## EXERCISE DIRECTIONS
Copy word for word the stretch of the passage on AGV loading zones from "[0048] In some" through "the present disclosure.".

## PASSAGE TO READ

The AGVs, after receiving the routing command, travels along the
guiding paths in the assigned loading zone, picks up stored
articles listed in the purchasing requests in a timely and
efficient manner, and places articles on the disposition positions
dp1-dp5 of the transportation conveyor 130 for subsequent packing
and shipping processes.
[0048] In some embodiments, the storage facility 10 may not have
the transportation conveyor 130 for delivering the articles picked
to the packing area 120. In such embodiments, the AGVs, after
receiving the routing command, travels along the guiding paths 111,
113 in the assigned loading zone, picks up stored articles listed
in the purchasing requests in a timely and efficient manner, and
deliver to a designated location of the packing area 120 for
subsequent packing and shipping processes.
[0049] In some embodiments, FIG. 4A and FIG. 4B show a zone
operation for the storage space 110 of a storage facility 10a
provided in accordance to an embodiment of the present disclosure.
The processor 35 defines the storage space 110 into three loading
zones 101a, 101b, and 101c based on the purchasing requests and the
available AGVs (e.g., three AGVs) deployed in the storage facility
10a. The size of each loading zone 101a, 101b, or 101c is defined
by number of racks encompassed. In one embodiment, the size of
loading zone where the concentration of articles demanded is high
is smaller than the size of the loading zone where the
concentration of articles demanded is lower. The processor 35
further assigns the three AGVs 122a, 122b, 122c to the loading
zones 101a, 101b, and 101c based on the loading capacities of the
AGVs and the purchasing requests.

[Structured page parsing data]
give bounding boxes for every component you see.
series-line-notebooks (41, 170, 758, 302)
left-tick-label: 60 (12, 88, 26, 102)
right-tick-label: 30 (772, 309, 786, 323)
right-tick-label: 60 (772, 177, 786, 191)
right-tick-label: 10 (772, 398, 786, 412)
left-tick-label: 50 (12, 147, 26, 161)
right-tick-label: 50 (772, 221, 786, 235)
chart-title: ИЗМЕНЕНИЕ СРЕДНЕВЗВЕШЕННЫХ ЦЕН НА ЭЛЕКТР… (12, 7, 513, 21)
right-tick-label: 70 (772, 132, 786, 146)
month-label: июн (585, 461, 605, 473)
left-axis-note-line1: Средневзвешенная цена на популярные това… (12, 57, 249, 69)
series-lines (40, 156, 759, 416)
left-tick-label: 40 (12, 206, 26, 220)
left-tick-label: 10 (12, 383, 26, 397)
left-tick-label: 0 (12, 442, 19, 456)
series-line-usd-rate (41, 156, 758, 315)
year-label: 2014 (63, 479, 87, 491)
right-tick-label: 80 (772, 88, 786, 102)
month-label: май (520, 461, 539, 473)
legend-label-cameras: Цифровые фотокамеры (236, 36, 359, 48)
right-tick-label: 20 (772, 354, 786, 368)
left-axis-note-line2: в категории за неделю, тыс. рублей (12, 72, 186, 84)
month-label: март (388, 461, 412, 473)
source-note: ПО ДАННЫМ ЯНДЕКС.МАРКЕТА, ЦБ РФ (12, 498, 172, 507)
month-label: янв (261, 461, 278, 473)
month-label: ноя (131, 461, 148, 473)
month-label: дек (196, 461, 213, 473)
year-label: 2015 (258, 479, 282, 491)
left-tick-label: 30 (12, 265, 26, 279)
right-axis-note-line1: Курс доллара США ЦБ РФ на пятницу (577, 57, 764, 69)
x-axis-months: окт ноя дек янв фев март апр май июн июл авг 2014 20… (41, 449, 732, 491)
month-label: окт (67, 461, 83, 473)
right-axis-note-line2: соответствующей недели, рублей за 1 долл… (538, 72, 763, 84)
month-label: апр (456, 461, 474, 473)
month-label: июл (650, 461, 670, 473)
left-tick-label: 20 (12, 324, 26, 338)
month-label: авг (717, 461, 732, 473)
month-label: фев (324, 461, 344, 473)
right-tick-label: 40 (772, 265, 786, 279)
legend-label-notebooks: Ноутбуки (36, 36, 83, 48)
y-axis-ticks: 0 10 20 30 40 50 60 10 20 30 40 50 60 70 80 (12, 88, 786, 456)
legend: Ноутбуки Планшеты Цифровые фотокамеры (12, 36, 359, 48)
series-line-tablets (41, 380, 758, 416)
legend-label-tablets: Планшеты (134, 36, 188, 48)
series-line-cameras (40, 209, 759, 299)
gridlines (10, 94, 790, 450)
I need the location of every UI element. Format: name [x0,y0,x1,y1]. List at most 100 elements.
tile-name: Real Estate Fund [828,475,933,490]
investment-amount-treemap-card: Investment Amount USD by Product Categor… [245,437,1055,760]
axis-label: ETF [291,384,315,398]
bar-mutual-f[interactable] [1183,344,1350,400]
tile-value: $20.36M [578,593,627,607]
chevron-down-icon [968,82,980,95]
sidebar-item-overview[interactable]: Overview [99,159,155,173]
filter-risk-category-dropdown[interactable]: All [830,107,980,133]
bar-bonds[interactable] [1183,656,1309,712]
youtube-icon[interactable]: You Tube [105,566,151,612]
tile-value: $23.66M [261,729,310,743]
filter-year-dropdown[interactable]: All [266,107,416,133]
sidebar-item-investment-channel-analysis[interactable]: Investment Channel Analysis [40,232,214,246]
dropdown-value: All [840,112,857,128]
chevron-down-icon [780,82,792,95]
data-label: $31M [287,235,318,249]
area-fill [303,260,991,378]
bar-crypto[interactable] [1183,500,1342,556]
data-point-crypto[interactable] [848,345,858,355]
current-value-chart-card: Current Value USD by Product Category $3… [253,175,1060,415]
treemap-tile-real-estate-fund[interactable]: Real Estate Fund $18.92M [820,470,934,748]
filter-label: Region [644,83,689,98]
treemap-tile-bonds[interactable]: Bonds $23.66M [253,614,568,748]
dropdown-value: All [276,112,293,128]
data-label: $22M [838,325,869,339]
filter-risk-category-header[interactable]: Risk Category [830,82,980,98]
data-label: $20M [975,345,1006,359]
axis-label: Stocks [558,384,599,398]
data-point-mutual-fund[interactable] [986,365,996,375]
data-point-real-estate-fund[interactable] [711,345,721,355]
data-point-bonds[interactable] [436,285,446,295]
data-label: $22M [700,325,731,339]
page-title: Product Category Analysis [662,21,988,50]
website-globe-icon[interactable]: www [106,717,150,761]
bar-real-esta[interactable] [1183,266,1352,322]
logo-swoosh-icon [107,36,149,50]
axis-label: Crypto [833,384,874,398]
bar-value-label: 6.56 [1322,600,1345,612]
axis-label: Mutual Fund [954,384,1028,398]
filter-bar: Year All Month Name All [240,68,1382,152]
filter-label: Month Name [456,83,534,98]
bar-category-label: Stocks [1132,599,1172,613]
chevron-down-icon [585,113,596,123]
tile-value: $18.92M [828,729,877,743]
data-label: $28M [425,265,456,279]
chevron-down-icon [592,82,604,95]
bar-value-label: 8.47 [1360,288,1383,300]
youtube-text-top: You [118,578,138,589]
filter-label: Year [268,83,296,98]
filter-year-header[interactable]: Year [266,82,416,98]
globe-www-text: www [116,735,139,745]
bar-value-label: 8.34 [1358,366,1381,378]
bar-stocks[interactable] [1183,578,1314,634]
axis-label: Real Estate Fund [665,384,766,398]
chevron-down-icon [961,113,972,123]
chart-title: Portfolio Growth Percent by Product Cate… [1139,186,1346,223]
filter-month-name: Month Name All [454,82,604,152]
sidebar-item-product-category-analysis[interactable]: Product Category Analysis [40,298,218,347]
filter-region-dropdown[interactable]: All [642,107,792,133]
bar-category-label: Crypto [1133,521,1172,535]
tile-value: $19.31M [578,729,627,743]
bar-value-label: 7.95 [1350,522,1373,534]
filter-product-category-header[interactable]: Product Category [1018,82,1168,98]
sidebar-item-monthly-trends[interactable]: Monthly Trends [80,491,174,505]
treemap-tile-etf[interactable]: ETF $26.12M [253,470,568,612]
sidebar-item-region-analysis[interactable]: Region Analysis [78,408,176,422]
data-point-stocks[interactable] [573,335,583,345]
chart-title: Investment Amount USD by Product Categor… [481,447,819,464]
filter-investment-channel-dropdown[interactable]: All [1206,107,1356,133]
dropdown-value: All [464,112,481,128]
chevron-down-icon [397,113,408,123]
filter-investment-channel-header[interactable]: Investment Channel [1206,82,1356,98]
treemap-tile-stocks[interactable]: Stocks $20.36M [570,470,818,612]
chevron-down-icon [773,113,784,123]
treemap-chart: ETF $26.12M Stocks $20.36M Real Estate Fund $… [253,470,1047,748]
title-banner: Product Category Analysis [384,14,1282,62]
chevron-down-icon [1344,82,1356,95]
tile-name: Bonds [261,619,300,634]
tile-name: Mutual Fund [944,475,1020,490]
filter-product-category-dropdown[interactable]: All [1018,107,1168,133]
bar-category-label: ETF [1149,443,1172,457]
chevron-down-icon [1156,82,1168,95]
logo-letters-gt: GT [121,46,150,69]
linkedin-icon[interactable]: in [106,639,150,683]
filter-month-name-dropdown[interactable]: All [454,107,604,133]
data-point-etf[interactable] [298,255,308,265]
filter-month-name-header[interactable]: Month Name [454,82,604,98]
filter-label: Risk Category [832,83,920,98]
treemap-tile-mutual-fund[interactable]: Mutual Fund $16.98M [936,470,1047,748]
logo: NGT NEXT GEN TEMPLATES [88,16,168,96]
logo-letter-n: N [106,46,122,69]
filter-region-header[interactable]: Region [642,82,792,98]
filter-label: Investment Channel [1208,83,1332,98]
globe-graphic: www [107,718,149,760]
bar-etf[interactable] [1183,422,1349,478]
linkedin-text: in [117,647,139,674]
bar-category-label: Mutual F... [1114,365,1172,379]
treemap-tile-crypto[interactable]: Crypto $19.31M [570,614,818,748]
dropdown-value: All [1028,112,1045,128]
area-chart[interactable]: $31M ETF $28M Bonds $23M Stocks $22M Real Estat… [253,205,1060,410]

## SOLUTION FOR THIS EXERCISE
[0048] In some embodiments, the storage facility 10 may not have
the transportation conveyor 130 for delivering the articles picked
to the packing area 120. In such embodiments, the AGVs, after
receiving the routing command, travels along the guiding paths 111,
113 in the assigned loading zone, picks up stored articles listed
in the purchasing requests in a timely and efficient manner, and
deliver to a designated location of the packing area 120 for
subsequent packing and shipping processes.
[0049] In some embodiments, FIG. 4A and FIG. 4B show a zone
operation for the storage space 110 of a storage facility 10a
provided in accordance to an embodiment of the present disclosure.